WHAT YOU NEED TO DO: Output all the entries word for word. Omit the pictures.

SOURCE DATA:

+===+

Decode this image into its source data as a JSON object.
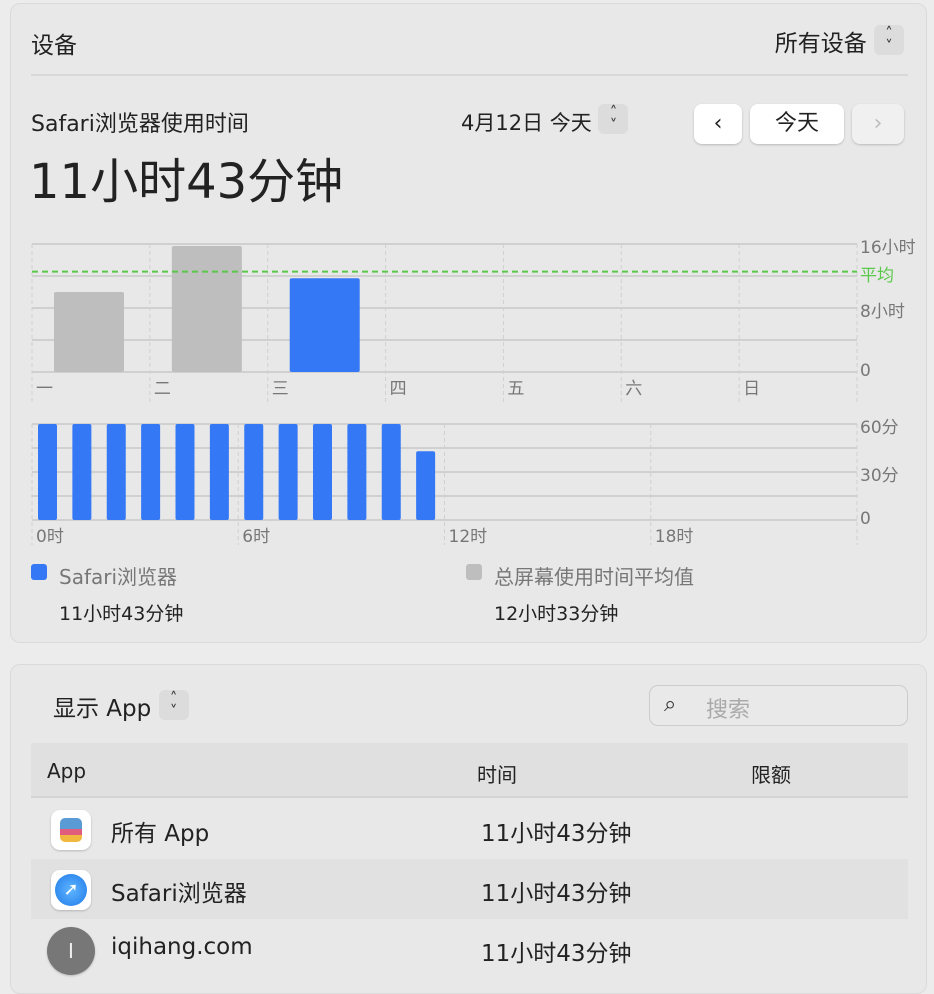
{
  "devices": {
    "label": "设备",
    "selected": "所有设备"
  },
  "usage": {
    "title": "Safari浏览器使用时间",
    "total": "11小时43分钟",
    "date": "4月12日 今天",
    "today_button": "今天"
  },
  "colors": {
    "accent": "#3478f6",
    "gray_bar": "#bebebe",
    "average": "#5ac84a"
  },
  "chart_data": [
    {
      "type": "bar",
      "categories": [
        "一",
        "二",
        "三",
        "四",
        "五",
        "六",
        "日"
      ],
      "series": [
        {
          "values": [
            10,
            15.75,
            11.72,
            null,
            null,
            null,
            null
          ]
        }
      ],
      "ylim": [
        0,
        16
      ],
      "yticks": [
        "0",
        "8小时",
        "16小时"
      ],
      "average": 12.55,
      "average_label": "平均",
      "highlight_index": 2,
      "grid": true
    },
    {
      "type": "bar",
      "categories": [
        "0时",
        "6时",
        "12时",
        "18时"
      ],
      "x": [
        0,
        1,
        2,
        3,
        4,
        5,
        6,
        7,
        8,
        9,
        10,
        11,
        12,
        13,
        14,
        15,
        16,
        17,
        18,
        19,
        20,
        21,
        22,
        23
      ],
      "series": [
        {
          "values": [
            60,
            60,
            60,
            60,
            60,
            60,
            60,
            60,
            60,
            60,
            60,
            43,
            0,
            0,
            0,
            0,
            0,
            0,
            0,
            0,
            0,
            0,
            0,
            0
          ]
        }
      ],
      "ylim": [
        0,
        60
      ],
      "yticks": [
        "0",
        "30分",
        "60分"
      ],
      "grid": true
    }
  ],
  "legend": [
    {
      "label": "Safari浏览器",
      "value": "11小时43分钟",
      "color": "#3478f6"
    },
    {
      "label": "总屏幕使用时间平均值",
      "value": "12小时33分钟",
      "color": "#bebebe"
    }
  ],
  "list": {
    "filter": "显示 App",
    "search_placeholder": "搜索",
    "columns": [
      "App",
      "时间",
      "限额"
    ],
    "rows": [
      {
        "name": "所有 App",
        "time": "11小时43分钟"
      },
      {
        "name": "Safari浏览器",
        "time": "11小时43分钟"
      },
      {
        "name": "iqihang.com",
        "time": "11小时43分钟",
        "initial": "I"
      }
    ]
  }
}
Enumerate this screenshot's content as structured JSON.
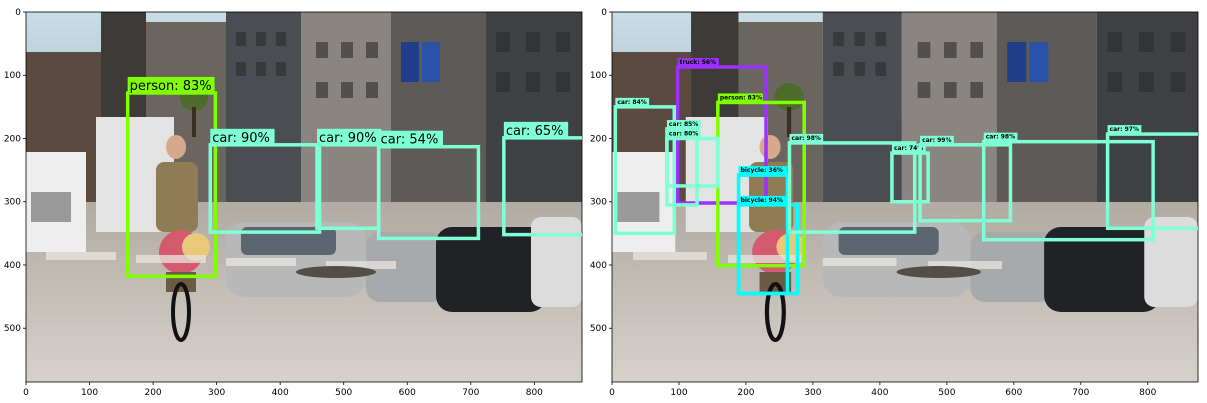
{
  "panels": [
    {
      "id": "left",
      "y_ticks": [
        "0",
        "100",
        "200",
        "300",
        "400",
        "500"
      ],
      "x_ticks": [
        "0",
        "100",
        "200",
        "300",
        "400",
        "500",
        "600",
        "700",
        "800"
      ],
      "detections": [
        {
          "label": "person: 83%",
          "color": "#7fff00",
          "x1": 160,
          "y1": 128,
          "x2": 298,
          "y2": 418
        },
        {
          "label": "car: 90%",
          "color": "#7fffd4",
          "x1": 290,
          "y1": 210,
          "x2": 462,
          "y2": 348
        },
        {
          "label": "car: 90%",
          "color": "#7fffd4",
          "x1": 458,
          "y1": 210,
          "x2": 555,
          "y2": 342
        },
        {
          "label": "car: 54%",
          "color": "#7fffd4",
          "x1": 555,
          "y1": 213,
          "x2": 712,
          "y2": 358
        },
        {
          "label": "car: 65%",
          "color": "#7fffd4",
          "x1": 752,
          "y1": 199,
          "x2": 880,
          "y2": 352
        }
      ]
    },
    {
      "id": "right",
      "y_ticks": [
        "0",
        "100",
        "200",
        "300",
        "400",
        "500"
      ],
      "x_ticks": [
        "0",
        "100",
        "200",
        "300",
        "400",
        "500",
        "600",
        "700",
        "800"
      ],
      "detections": [
        {
          "label": "truck: 56%",
          "color": "#9b30ff",
          "x1": 98,
          "y1": 87,
          "x2": 230,
          "y2": 302
        },
        {
          "label": "person: 83%",
          "color": "#7fff00",
          "x1": 158,
          "y1": 143,
          "x2": 287,
          "y2": 401
        },
        {
          "label": "bicycle: 94%",
          "color": "#00ffff",
          "x1": 189,
          "y1": 305,
          "x2": 277,
          "y2": 445
        },
        {
          "label": "bicycle: 36%",
          "color": "#00ffff",
          "x1": 189,
          "y1": 258,
          "x2": 262,
          "y2": 445
        },
        {
          "label": "car: 84%",
          "color": "#7fffd4",
          "x1": 5,
          "y1": 150,
          "x2": 93,
          "y2": 350
        },
        {
          "label": "car: 85%",
          "color": "#7fffd4",
          "x1": 82,
          "y1": 185,
          "x2": 127,
          "y2": 305
        },
        {
          "label": "car: 80%",
          "color": "#7fffd4",
          "x1": 82,
          "y1": 200,
          "x2": 158,
          "y2": 275
        },
        {
          "label": "car: 98%",
          "color": "#7fffd4",
          "x1": 265,
          "y1": 207,
          "x2": 452,
          "y2": 348
        },
        {
          "label": "car: 74%",
          "color": "#7fffd4",
          "x1": 418,
          "y1": 223,
          "x2": 472,
          "y2": 300
        },
        {
          "label": "car: 99%",
          "color": "#7fffd4",
          "x1": 460,
          "y1": 210,
          "x2": 595,
          "y2": 330
        },
        {
          "label": "car: 98%",
          "color": "#7fffd4",
          "x1": 555,
          "y1": 205,
          "x2": 808,
          "y2": 360
        },
        {
          "label": "car: 97%",
          "color": "#7fffd4",
          "x1": 740,
          "y1": 193,
          "x2": 888,
          "y2": 342
        }
      ]
    }
  ]
}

+===+

OUTPUT:
Decode this image into its source data as a JSON object.
{
  "devices": {
    "label": "设备",
    "selected": "所有设备"
  },
  "usage": {
    "title": "Safari浏览器使用时间",
    "total": "11小时43分钟",
    "date": "4月12日 今天",
    "today_button": "今天"
  },
  "colors": {
    "accent": "#3478f6",
    "gray_bar": "#bebebe",
    "average": "#5ac84a"
  },
  "chart_data": [
    {
      "type": "bar",
      "categories": [
        "一",
        "二",
        "三",
        "四",
        "五",
        "六",
        "日"
      ],
      "series": [
        {
          "values": [
            10,
            15.75,
            11.72,
            null,
            null,
            null,
            null
          ]
        }
      ],
      "ylim": [
        0,
        16
      ],
      "yticks": [
        "0",
        "8小时",
        "16小时"
      ],
      "average": 12.55,
      "average_label": "平均",
      "highlight_index": 2,
      "grid": true
    },
    {
      "type": "bar",
      "categories": [
        "0时",
        "6时",
        "12时",
        "18时"
      ],
      "x": [
        0,
        1,
        2,
        3,
        4,
        5,
        6,
        7,
        8,
        9,
        10,
        11,
        12,
        13,
        14,
        15,
        16,
        17,
        18,
        19,
        20,
        21,
        22,
        23
      ],
      "series": [
        {
          "values": [
            60,
            60,
            60,
            60,
            60,
            60,
            60,
            60,
            60,
            60,
            60,
            43,
            0,
            0,
            0,
            0,
            0,
            0,
            0,
            0,
            0,
            0,
            0,
            0
          ]
        }
      ],
      "ylim": [
        0,
        60
      ],
      "yticks": [
        "0",
        "30分",
        "60分"
      ],
      "grid": true
    }
  ],
  "legend": [
    {
      "label": "Safari浏览器",
      "value": "11小时43分钟",
      "color": "#3478f6"
    },
    {
      "label": "总屏幕使用时间平均值",
      "value": "12小时33分钟",
      "color": "#bebebe"
    }
  ],
  "list": {
    "filter": "显示 App",
    "search_placeholder": "搜索",
    "columns": [
      "App",
      "时间",
      "限额"
    ],
    "rows": [
      {
        "name": "所有 App",
        "time": "11小时43分钟"
      },
      {
        "name": "Safari浏览器",
        "time": "11小时43分钟"
      },
      {
        "name": "iqihang.com",
        "time": "11小时43分钟",
        "initial": "I"
      }
    ]
  }
}
Enumerate this screenshot's content as structured JSON.
{
  "panels": [
    {
      "id": "left",
      "y_ticks": [
        "0",
        "100",
        "200",
        "300",
        "400",
        "500"
      ],
      "x_ticks": [
        "0",
        "100",
        "200",
        "300",
        "400",
        "500",
        "600",
        "700",
        "800"
      ],
      "detections": [
        {
          "label": "person: 83%",
          "color": "#7fff00",
          "x1": 160,
          "y1": 128,
          "x2": 298,
          "y2": 418
        },
        {
          "label": "car: 90%",
          "color": "#7fffd4",
          "x1": 290,
          "y1": 210,
          "x2": 462,
          "y2": 348
        },
        {
          "label": "car: 90%",
          "color": "#7fffd4",
          "x1": 458,
          "y1": 210,
          "x2": 555,
          "y2": 342
        },
        {
          "label": "car: 54%",
          "color": "#7fffd4",
          "x1": 555,
          "y1": 213,
          "x2": 712,
          "y2": 358
        },
        {
          "label": "car: 65%",
          "color": "#7fffd4",
          "x1": 752,
          "y1": 199,
          "x2": 880,
          "y2": 352
        }
      ]
    },
    {
      "id": "right",
      "y_ticks": [
        "0",
        "100",
        "200",
        "300",
        "400",
        "500"
      ],
      "x_ticks": [
        "0",
        "100",
        "200",
        "300",
        "400",
        "500",
        "600",
        "700",
        "800"
      ],
      "detections": [
        {
          "label": "truck: 56%",
          "color": "#9b30ff",
          "x1": 98,
          "y1": 87,
          "x2": 230,
          "y2": 302
        },
        {
          "label": "person: 83%",
          "color": "#7fff00",
          "x1": 158,
          "y1": 143,
          "x2": 287,
          "y2": 401
        },
        {
          "label": "bicycle: 94%",
          "color": "#00ffff",
          "x1": 189,
          "y1": 305,
          "x2": 277,
          "y2": 445
        },
        {
          "label": "bicycle: 36%",
          "color": "#00ffff",
          "x1": 189,
          "y1": 258,
          "x2": 262,
          "y2": 445
        },
        {
          "label": "car: 84%",
          "color": "#7fffd4",
          "x1": 5,
          "y1": 150,
          "x2": 93,
          "y2": 350
        },
        {
          "label": "car: 85%",
          "color": "#7fffd4",
          "x1": 82,
          "y1": 185,
          "x2": 127,
          "y2": 305
        },
        {
          "label": "car: 80%",
          "color": "#7fffd4",
          "x1": 82,
          "y1": 200,
          "x2": 158,
          "y2": 275
        },
        {
          "label": "car: 98%",
          "color": "#7fffd4",
          "x1": 265,
          "y1": 207,
          "x2": 452,
          "y2": 348
        },
        {
          "label": "car: 74%",
          "color": "#7fffd4",
          "x1": 418,
          "y1": 223,
          "x2": 472,
          "y2": 300
        },
        {
          "label": "car: 99%",
          "color": "#7fffd4",
          "x1": 460,
          "y1": 210,
          "x2": 595,
          "y2": 330
        },
        {
          "label": "car: 98%",
          "color": "#7fffd4",
          "x1": 555,
          "y1": 205,
          "x2": 808,
          "y2": 360
        },
        {
          "label": "car: 97%",
          "color": "#7fffd4",
          "x1": 740,
          "y1": 193,
          "x2": 888,
          "y2": 342
        }
      ]
    }
  ]
}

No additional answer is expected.